[RECORD EXTRACTS]
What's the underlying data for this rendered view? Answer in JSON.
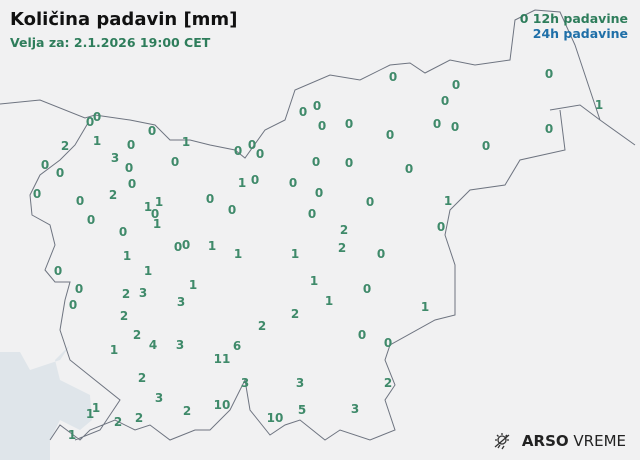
{
  "title": "Količina padavin [mm]",
  "valid": "Velja za: 2.1.2026 19:00 CET",
  "legend": {
    "sample": "0",
    "h12": "12h padavine",
    "h24": "24h padavine",
    "color_12h": "#2e7d5b",
    "color_24h": "#1f6fa8"
  },
  "logo": {
    "icon": "sun-rain-icon",
    "brand": "ARSO",
    "suffix": "VREME"
  },
  "stations": [
    "0",
    "0",
    "2",
    "1",
    "0",
    "0",
    "1",
    "0",
    "0",
    "0",
    "3",
    "0",
    "0",
    "0",
    "0",
    "0",
    "0",
    "0",
    "2",
    "1",
    "1",
    "0",
    "1",
    "0",
    "0",
    "1",
    "0",
    "0",
    "0",
    "0",
    "0",
    "0",
    "1",
    "1",
    "1",
    "1",
    "1",
    "0",
    "0",
    "0",
    "2",
    "3",
    "3",
    "1",
    "2",
    "2",
    "4",
    "3",
    "1",
    "2",
    "2",
    "1",
    "1",
    "6",
    "11",
    "2",
    "3",
    "2",
    "10",
    "3",
    "3",
    "10",
    "5",
    "3",
    "1",
    "1",
    "2",
    "2",
    "1",
    "2",
    "0",
    "0",
    "0",
    "1",
    "2",
    "2",
    "0",
    "0",
    "1",
    "0",
    "0",
    "0",
    "0",
    "0",
    "0",
    "0",
    "0",
    "0",
    "0",
    "0",
    "0",
    "0",
    "0",
    "0",
    "0",
    "0",
    "0",
    "0",
    "1"
  ]
}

[AIM OF THE EXERCISE] Return every line of the records exactly as given, pictures excluded.

[ANSWER BELOW]
What's the underlying data for this rendered view? Answer in JSON.
{
  "title": "Količina padavin [mm]",
  "valid": "Velja za: 2.1.2026 19:00 CET",
  "legend": {
    "sample": "0",
    "h12": "12h padavine",
    "h24": "24h padavine",
    "color_12h": "#2e7d5b",
    "color_24h": "#1f6fa8"
  },
  "logo": {
    "icon": "sun-rain-icon",
    "brand": "ARSO",
    "suffix": "VREME"
  },
  "stations": [
    "0",
    "0",
    "2",
    "1",
    "0",
    "0",
    "1",
    "0",
    "0",
    "0",
    "3",
    "0",
    "0",
    "0",
    "0",
    "0",
    "0",
    "0",
    "2",
    "1",
    "1",
    "0",
    "1",
    "0",
    "0",
    "1",
    "0",
    "0",
    "0",
    "0",
    "0",
    "0",
    "1",
    "1",
    "1",
    "1",
    "1",
    "0",
    "0",
    "0",
    "2",
    "3",
    "3",
    "1",
    "2",
    "2",
    "4",
    "3",
    "1",
    "2",
    "2",
    "1",
    "1",
    "6",
    "11",
    "2",
    "3",
    "2",
    "10",
    "3",
    "3",
    "10",
    "5",
    "3",
    "1",
    "1",
    "2",
    "2",
    "1",
    "2",
    "0",
    "0",
    "0",
    "1",
    "2",
    "2",
    "0",
    "0",
    "1",
    "0",
    "0",
    "0",
    "0",
    "0",
    "0",
    "0",
    "0",
    "0",
    "0",
    "0",
    "0",
    "0",
    "0",
    "0",
    "0",
    "0",
    "0",
    "0",
    "1"
  ]
}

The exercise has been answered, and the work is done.